## Written exercise
Leave out the pictures and repeat everything else in the records exactly.

● ● ● ● ● ● ●

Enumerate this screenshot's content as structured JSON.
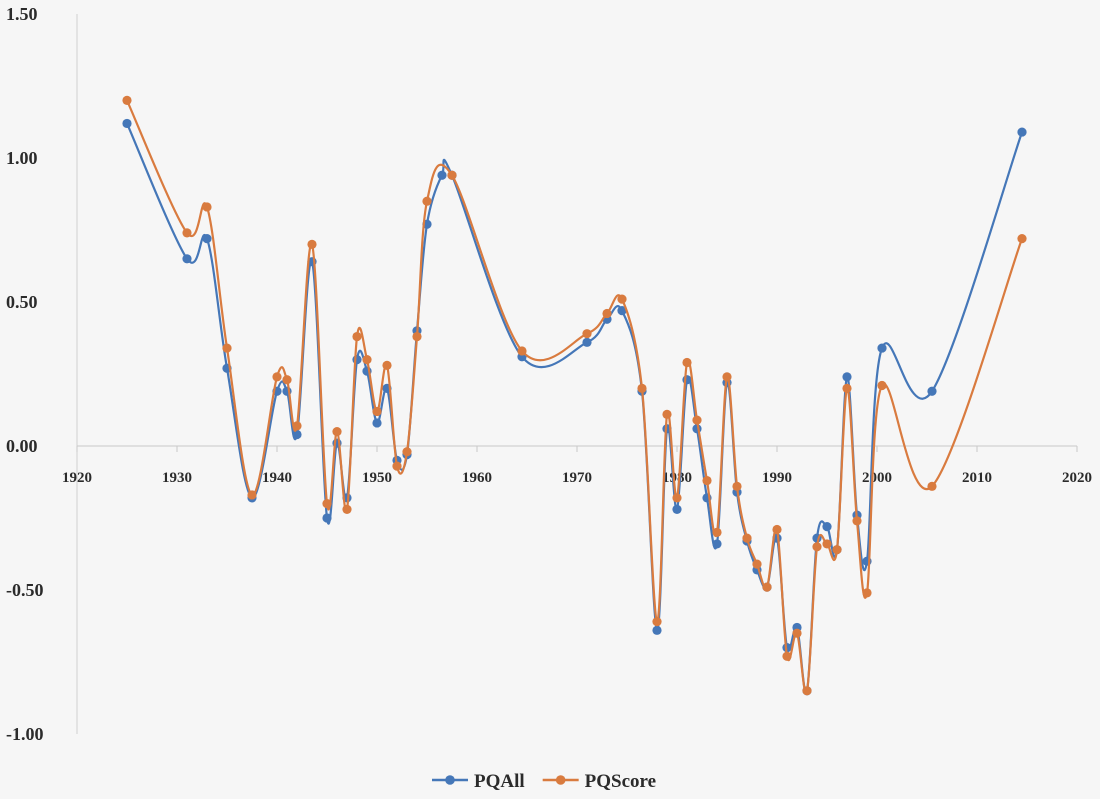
{
  "chart_data": {
    "type": "line",
    "title": "",
    "xlabel": "",
    "ylabel": "",
    "xlim": [
      1920,
      2020
    ],
    "ylim": [
      -1.0,
      1.5
    ],
    "x_ticks": [
      "1920",
      "1930",
      "1940",
      "1950",
      "1960",
      "1970",
      "1980",
      "1990",
      "2000",
      "2010",
      "2020"
    ],
    "y_ticks": [
      "1.50",
      "1.00",
      "0.50",
      "0.00",
      "-0.50",
      "-1.00"
    ],
    "grid": false,
    "smooth": true,
    "legend": "bottom",
    "series": [
      {
        "name": "PQAll",
        "color": "#4577b8",
        "points": [
          [
            1925,
            1.12
          ],
          [
            1931,
            0.65
          ],
          [
            1933,
            0.72
          ],
          [
            1935,
            0.27
          ],
          [
            1937.5,
            -0.18
          ],
          [
            1940,
            0.19
          ],
          [
            1941,
            0.19
          ],
          [
            1942,
            0.04
          ],
          [
            1943.5,
            0.64
          ],
          [
            1945,
            -0.25
          ],
          [
            1946,
            0.01
          ],
          [
            1947,
            -0.18
          ],
          [
            1948,
            0.3
          ],
          [
            1949,
            0.26
          ],
          [
            1950,
            0.08
          ],
          [
            1951,
            0.2
          ],
          [
            1952,
            -0.05
          ],
          [
            1953,
            -0.03
          ],
          [
            1954,
            0.4
          ],
          [
            1955,
            0.77
          ],
          [
            1956.5,
            0.94
          ],
          [
            1957.5,
            0.94
          ],
          [
            1964.5,
            0.31
          ],
          [
            1971,
            0.36
          ],
          [
            1973,
            0.44
          ],
          [
            1974.5,
            0.47
          ],
          [
            1976.5,
            0.19
          ],
          [
            1978,
            -0.64
          ],
          [
            1979,
            0.06
          ],
          [
            1980,
            -0.22
          ],
          [
            1981,
            0.23
          ],
          [
            1982,
            0.06
          ],
          [
            1983,
            -0.18
          ],
          [
            1984,
            -0.34
          ],
          [
            1985,
            0.22
          ],
          [
            1986,
            -0.16
          ],
          [
            1987,
            -0.33
          ],
          [
            1988,
            -0.43
          ],
          [
            1989,
            -0.49
          ],
          [
            1990,
            -0.32
          ],
          [
            1991,
            -0.7
          ],
          [
            1992,
            -0.63
          ],
          [
            1993,
            -0.85
          ],
          [
            1994,
            -0.32
          ],
          [
            1995,
            -0.28
          ],
          [
            1996,
            -0.36
          ],
          [
            1997,
            0.24
          ],
          [
            1998,
            -0.24
          ],
          [
            1999,
            -0.4
          ],
          [
            2000.5,
            0.34
          ],
          [
            2005.5,
            0.19
          ],
          [
            2014.5,
            1.09
          ]
        ]
      },
      {
        "name": "PQScore",
        "color": "#d97b3f",
        "points": [
          [
            1925,
            1.2
          ],
          [
            1931,
            0.74
          ],
          [
            1933,
            0.83
          ],
          [
            1935,
            0.34
          ],
          [
            1937.5,
            -0.17
          ],
          [
            1940,
            0.24
          ],
          [
            1941,
            0.23
          ],
          [
            1942,
            0.07
          ],
          [
            1943.5,
            0.7
          ],
          [
            1945,
            -0.2
          ],
          [
            1946,
            0.05
          ],
          [
            1947,
            -0.22
          ],
          [
            1948,
            0.38
          ],
          [
            1949,
            0.3
          ],
          [
            1950,
            0.12
          ],
          [
            1951,
            0.28
          ],
          [
            1952,
            -0.07
          ],
          [
            1953,
            -0.02
          ],
          [
            1954,
            0.38
          ],
          [
            1955,
            0.85
          ],
          [
            1957.5,
            0.94
          ],
          [
            1964.5,
            0.33
          ],
          [
            1971,
            0.39
          ],
          [
            1973,
            0.46
          ],
          [
            1974.5,
            0.51
          ],
          [
            1976.5,
            0.2
          ],
          [
            1978,
            -0.61
          ],
          [
            1979,
            0.11
          ],
          [
            1980,
            -0.18
          ],
          [
            1981,
            0.29
          ],
          [
            1982,
            0.09
          ],
          [
            1983,
            -0.12
          ],
          [
            1984,
            -0.3
          ],
          [
            1985,
            0.24
          ],
          [
            1986,
            -0.14
          ],
          [
            1987,
            -0.32
          ],
          [
            1988,
            -0.41
          ],
          [
            1989,
            -0.49
          ],
          [
            1990,
            -0.29
          ],
          [
            1991,
            -0.73
          ],
          [
            1992,
            -0.65
          ],
          [
            1993,
            -0.85
          ],
          [
            1994,
            -0.35
          ],
          [
            1995,
            -0.34
          ],
          [
            1996,
            -0.36
          ],
          [
            1997,
            0.2
          ],
          [
            1998,
            -0.26
          ],
          [
            1999,
            -0.51
          ],
          [
            2000.5,
            0.21
          ],
          [
            2005.5,
            -0.14
          ],
          [
            2014.5,
            0.72
          ]
        ]
      }
    ]
  }
}
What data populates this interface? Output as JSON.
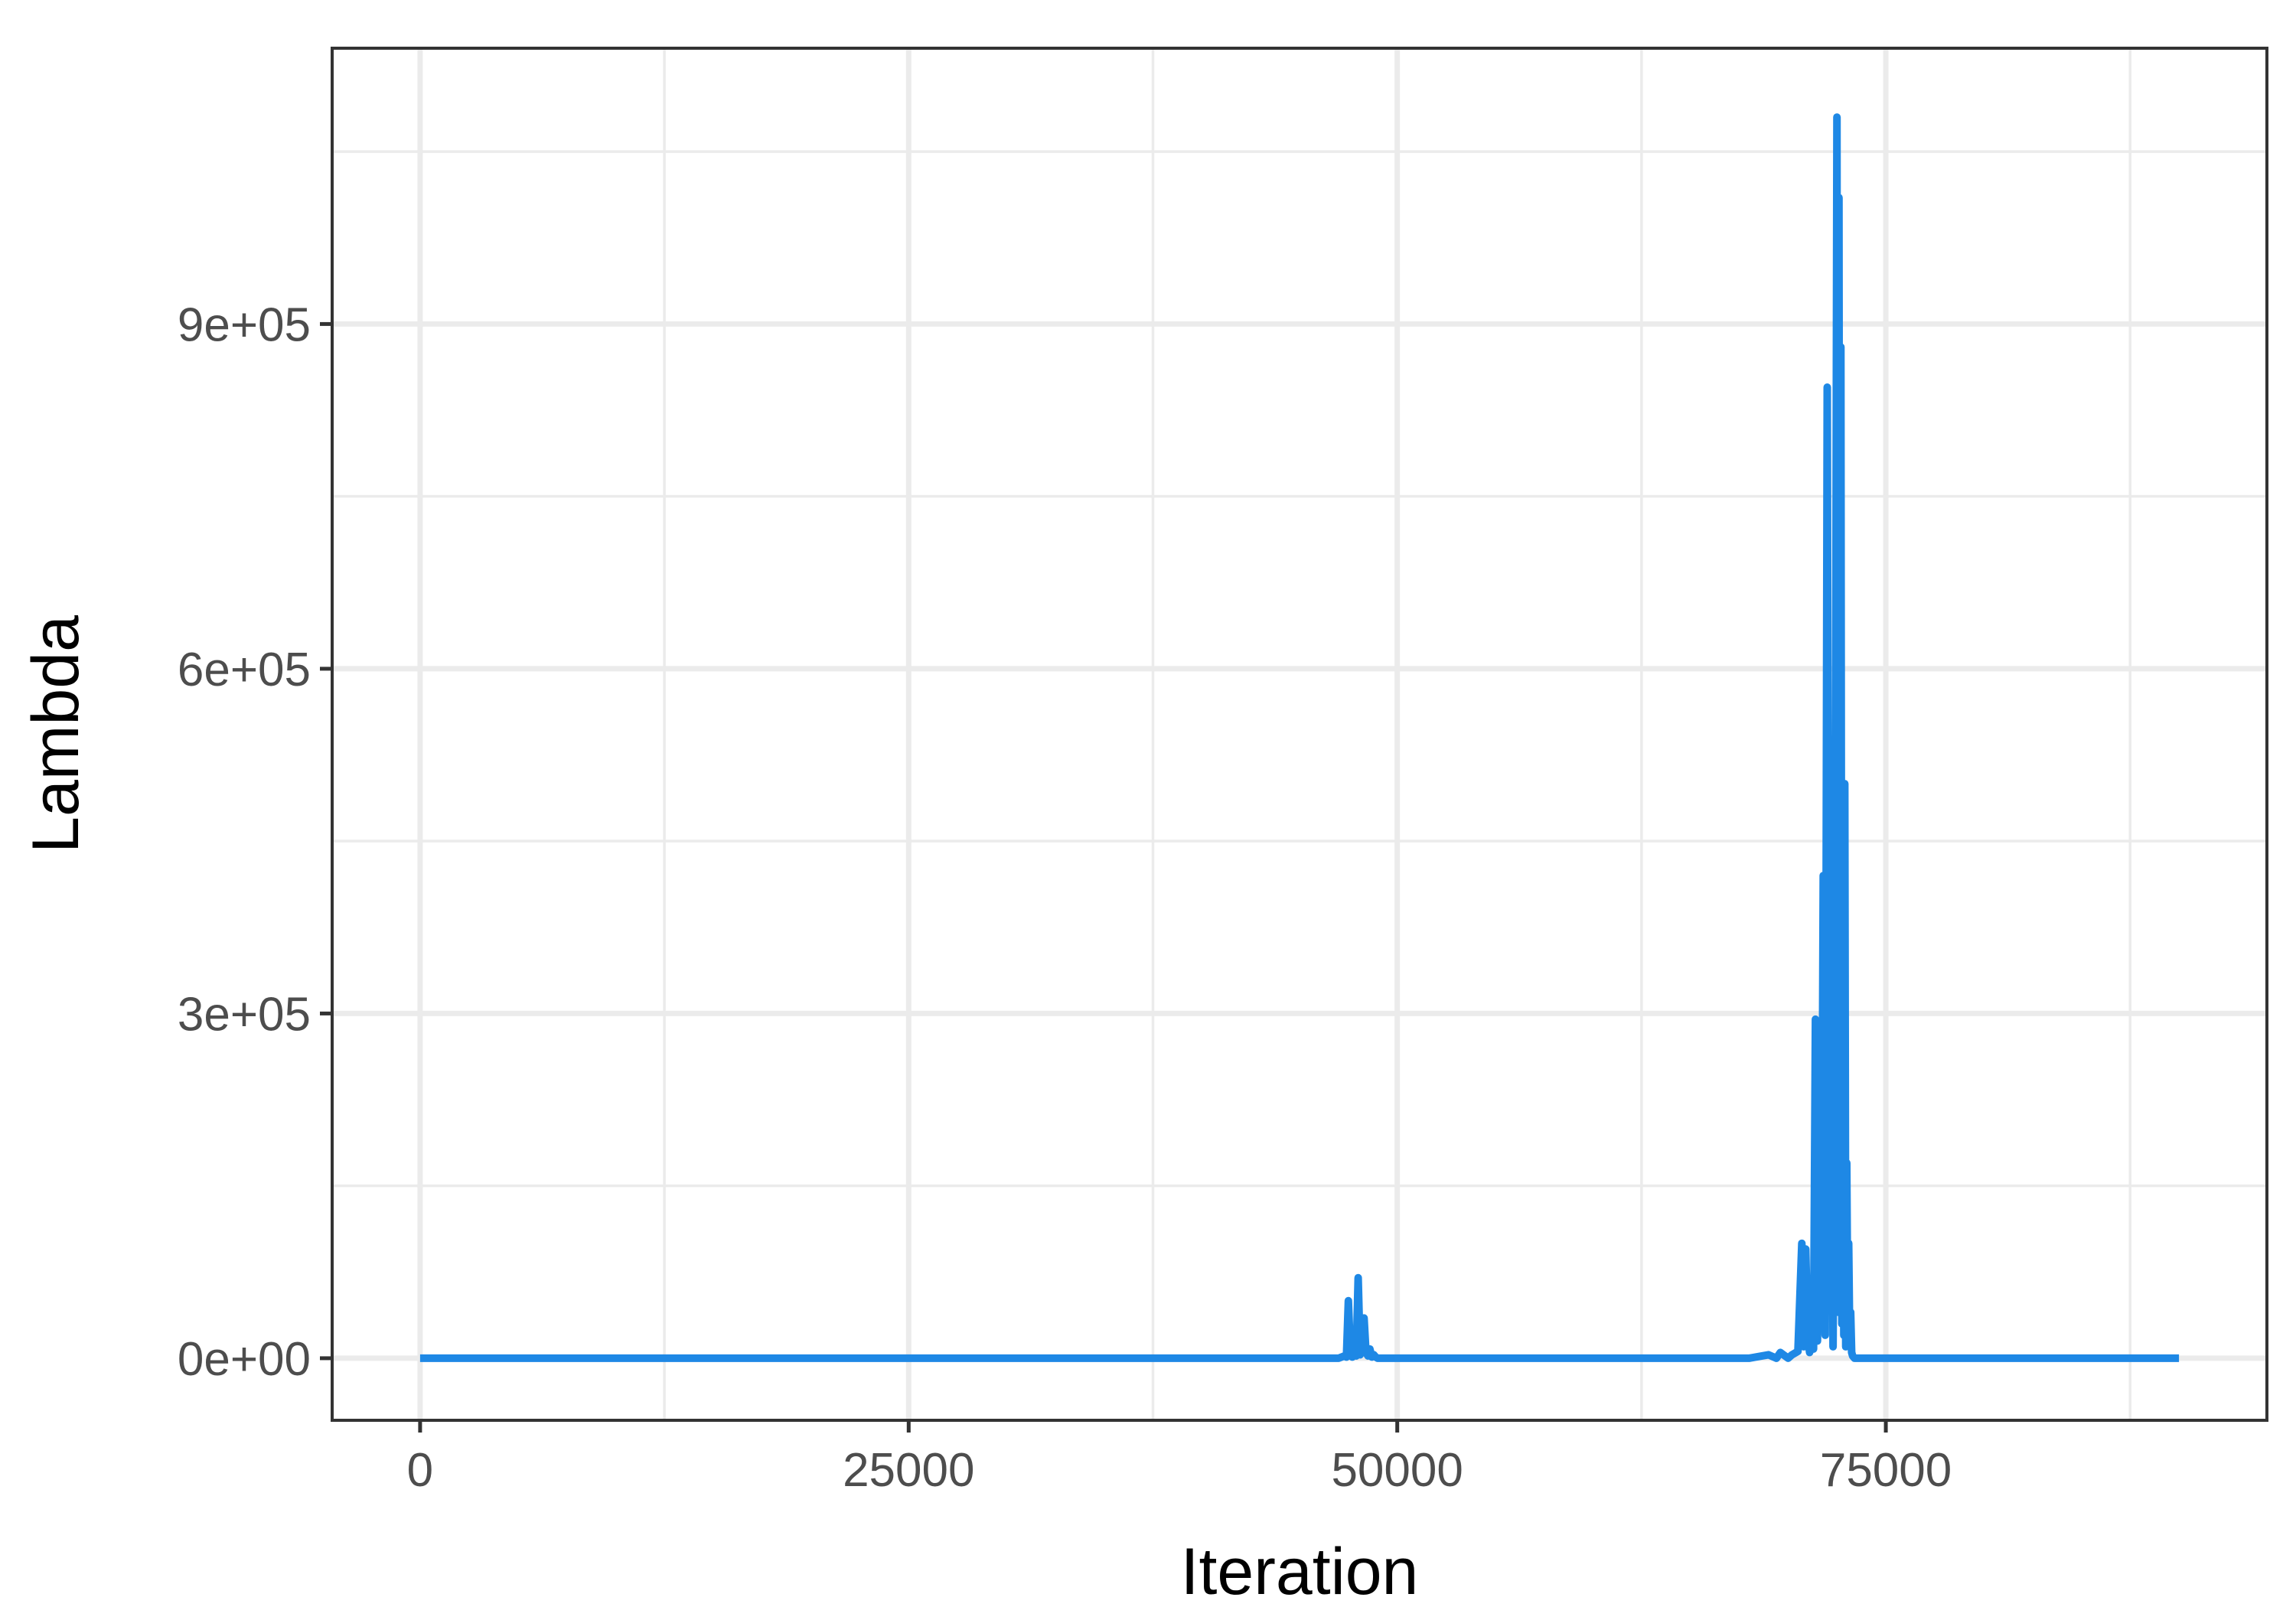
{
  "chart_data": {
    "type": "line",
    "title": "",
    "xlabel": "Iteration",
    "ylabel": "Lambda",
    "xlim": [
      -4500,
      94500
    ],
    "ylim": [
      -54000,
      1140000
    ],
    "x_ticks": [
      0,
      25000,
      50000,
      75000
    ],
    "x_tick_labels": [
      "0",
      "25000",
      "50000",
      "75000"
    ],
    "y_ticks": [
      0,
      300000,
      600000,
      900000
    ],
    "y_tick_labels": [
      "0e+00",
      "3e+05",
      "6e+05",
      "9e+05"
    ],
    "grid": true,
    "legend": "none",
    "line_color": "#1E88E5",
    "series": [
      {
        "x": [
          0,
          47000,
          47300,
          47400,
          47500,
          47600,
          47700,
          47800,
          47900,
          48000,
          48100,
          48200,
          48300,
          48400,
          48500,
          48600,
          48700,
          48800,
          48900,
          49000,
          49200,
          68000,
          69000,
          69400,
          69600,
          70000,
          70200,
          70500,
          70700,
          70800,
          70900,
          71000,
          71100,
          71200,
          71300,
          71400,
          71500,
          71600,
          71700,
          71800,
          71900,
          72000,
          72100,
          72200,
          72300,
          72400,
          72500,
          72550,
          72600,
          72650,
          72700,
          72750,
          72800,
          72850,
          72900,
          72950,
          73000,
          73050,
          73100,
          73150,
          73200,
          73250,
          73300,
          73400,
          73500,
          74000,
          90000
        ],
        "y": [
          0,
          0,
          2000,
          1000,
          50000,
          5000,
          1000,
          8000,
          2000,
          70000,
          3000,
          10000,
          35000,
          5000,
          2000,
          8000,
          1000,
          3000,
          1000,
          0,
          0,
          0,
          3000,
          0,
          5000,
          0,
          3000,
          6000,
          100000,
          10000,
          95000,
          20000,
          5000,
          60000,
          8000,
          295000,
          15000,
          120000,
          30000,
          420000,
          20000,
          845000,
          60000,
          530000,
          10000,
          300000,
          1080000,
          40000,
          1010000,
          70000,
          880000,
          30000,
          350000,
          20000,
          500000,
          10000,
          170000,
          30000,
          100000,
          20000,
          40000,
          5000,
          2000,
          0,
          0,
          0,
          0
        ]
      }
    ]
  }
}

● ● ● ● ● ● ●

## Completed task
Enumerate this screenshot's content as structured JSON.
{
  "chart_data": {
    "type": "line",
    "title": "",
    "xlabel": "",
    "ylabel": "",
    "xlim": [
      1920,
      2020
    ],
    "ylim": [
      -1.0,
      1.5
    ],
    "x_ticks": [
      "1920",
      "1930",
      "1940",
      "1950",
      "1960",
      "1970",
      "1980",
      "1990",
      "2000",
      "2010",
      "2020"
    ],
    "y_ticks": [
      "1.50",
      "1.00",
      "0.50",
      "0.00",
      "-0.50",
      "-1.00"
    ],
    "grid": false,
    "smooth": true,
    "legend": "bottom",
    "series": [
      {
        "name": "PQAll",
        "color": "#4577b8",
        "points": [
          [
            1925,
            1.12
          ],
          [
            1931,
            0.65
          ],
          [
            1933,
            0.72
          ],
          [
            1935,
            0.27
          ],
          [
            1937.5,
            -0.18
          ],
          [
            1940,
            0.19
          ],
          [
            1941,
            0.19
          ],
          [
            1942,
            0.04
          ],
          [
            1943.5,
            0.64
          ],
          [
            1945,
            -0.25
          ],
          [
            1946,
            0.01
          ],
          [
            1947,
            -0.18
          ],
          [
            1948,
            0.3
          ],
          [
            1949,
            0.26
          ],
          [
            1950,
            0.08
          ],
          [
            1951,
            0.2
          ],
          [
            1952,
            -0.05
          ],
          [
            1953,
            -0.03
          ],
          [
            1954,
            0.4
          ],
          [
            1955,
            0.77
          ],
          [
            1956.5,
            0.94
          ],
          [
            1957.5,
            0.94
          ],
          [
            1964.5,
            0.31
          ],
          [
            1971,
            0.36
          ],
          [
            1973,
            0.44
          ],
          [
            1974.5,
            0.47
          ],
          [
            1976.5,
            0.19
          ],
          [
            1978,
            -0.64
          ],
          [
            1979,
            0.06
          ],
          [
            1980,
            -0.22
          ],
          [
            1981,
            0.23
          ],
          [
            1982,
            0.06
          ],
          [
            1983,
            -0.18
          ],
          [
            1984,
            -0.34
          ],
          [
            1985,
            0.22
          ],
          [
            1986,
            -0.16
          ],
          [
            1987,
            -0.33
          ],
          [
            1988,
            -0.43
          ],
          [
            1989,
            -0.49
          ],
          [
            1990,
            -0.32
          ],
          [
            1991,
            -0.7
          ],
          [
            1992,
            -0.63
          ],
          [
            1993,
            -0.85
          ],
          [
            1994,
            -0.32
          ],
          [
            1995,
            -0.28
          ],
          [
            1996,
            -0.36
          ],
          [
            1997,
            0.24
          ],
          [
            1998,
            -0.24
          ],
          [
            1999,
            -0.4
          ],
          [
            2000.5,
            0.34
          ],
          [
            2005.5,
            0.19
          ],
          [
            2014.5,
            1.09
          ]
        ]
      },
      {
        "name": "PQScore",
        "color": "#d97b3f",
        "points": [
          [
            1925,
            1.2
          ],
          [
            1931,
            0.74
          ],
          [
            1933,
            0.83
          ],
          [
            1935,
            0.34
          ],
          [
            1937.5,
            -0.17
          ],
          [
            1940,
            0.24
          ],
          [
            1941,
            0.23
          ],
          [
            1942,
            0.07
          ],
          [
            1943.5,
            0.7
          ],
          [
            1945,
            -0.2
          ],
          [
            1946,
            0.05
          ],
          [
            1947,
            -0.22
          ],
          [
            1948,
            0.38
          ],
          [
            1949,
            0.3
          ],
          [
            1950,
            0.12
          ],
          [
            1951,
            0.28
          ],
          [
            1952,
            -0.07
          ],
          [
            1953,
            -0.02
          ],
          [
            1954,
            0.38
          ],
          [
            1955,
            0.85
          ],
          [
            1957.5,
            0.94
          ],
          [
            1964.5,
            0.33
          ],
          [
            1971,
            0.39
          ],
          [
            1973,
            0.46
          ],
          [
            1974.5,
            0.51
          ],
          [
            1976.5,
            0.2
          ],
          [
            1978,
            -0.61
          ],
          [
            1979,
            0.11
          ],
          [
            1980,
            -0.18
          ],
          [
            1981,
            0.29
          ],
          [
            1982,
            0.09
          ],
          [
            1983,
            -0.12
          ],
          [
            1984,
            -0.3
          ],
          [
            1985,
            0.24
          ],
          [
            1986,
            -0.14
          ],
          [
            1987,
            -0.32
          ],
          [
            1988,
            -0.41
          ],
          [
            1989,
            -0.49
          ],
          [
            1990,
            -0.29
          ],
          [
            1991,
            -0.73
          ],
          [
            1992,
            -0.65
          ],
          [
            1993,
            -0.85
          ],
          [
            1994,
            -0.35
          ],
          [
            1995,
            -0.34
          ],
          [
            1996,
            -0.36
          ],
          [
            1997,
            0.2
          ],
          [
            1998,
            -0.26
          ],
          [
            1999,
            -0.51
          ],
          [
            2000.5,
            0.21
          ],
          [
            2005.5,
            -0.14
          ],
          [
            2014.5,
            0.72
          ]
        ]
      }
    ]
  }
}
What data populates this interface? Output as JSON.
{
  "chart_data": {
    "type": "line",
    "title": "",
    "xlabel": "Iteration",
    "ylabel": "Lambda",
    "xlim": [
      -4500,
      94500
    ],
    "ylim": [
      -54000,
      1140000
    ],
    "x_ticks": [
      0,
      25000,
      50000,
      75000
    ],
    "x_tick_labels": [
      "0",
      "25000",
      "50000",
      "75000"
    ],
    "y_ticks": [
      0,
      300000,
      600000,
      900000
    ],
    "y_tick_labels": [
      "0e+00",
      "3e+05",
      "6e+05",
      "9e+05"
    ],
    "grid": true,
    "legend": "none",
    "line_color": "#1E88E5",
    "series": [
      {
        "x": [
          0,
          47000,
          47300,
          47400,
          47500,
          47600,
          47700,
          47800,
          47900,
          48000,
          48100,
          48200,
          48300,
          48400,
          48500,
          48600,
          48700,
          48800,
          48900,
          49000,
          49200,
          68000,
          69000,
          69400,
          69600,
          70000,
          70200,
          70500,
          70700,
          70800,
          70900,
          71000,
          71100,
          71200,
          71300,
          71400,
          71500,
          71600,
          71700,
          71800,
          71900,
          72000,
          72100,
          72200,
          72300,
          72400,
          72500,
          72550,
          72600,
          72650,
          72700,
          72750,
          72800,
          72850,
          72900,
          72950,
          73000,
          73050,
          73100,
          73150,
          73200,
          73250,
          73300,
          73400,
          73500,
          74000,
          90000
        ],
        "y": [
          0,
          0,
          2000,
          1000,
          50000,
          5000,
          1000,
          8000,
          2000,
          70000,
          3000,
          10000,
          35000,
          5000,
          2000,
          8000,
          1000,
          3000,
          1000,
          0,
          0,
          0,
          3000,
          0,
          5000,
          0,
          3000,
          6000,
          100000,
          10000,
          95000,
          20000,
          5000,
          60000,
          8000,
          295000,
          15000,
          120000,
          30000,
          420000,
          20000,
          845000,
          60000,
          530000,
          10000,
          300000,
          1080000,
          40000,
          1010000,
          70000,
          880000,
          30000,
          350000,
          20000,
          500000,
          10000,
          170000,
          30000,
          100000,
          20000,
          40000,
          5000,
          2000,
          0,
          0,
          0,
          0
        ]
      }
    ]
  }
}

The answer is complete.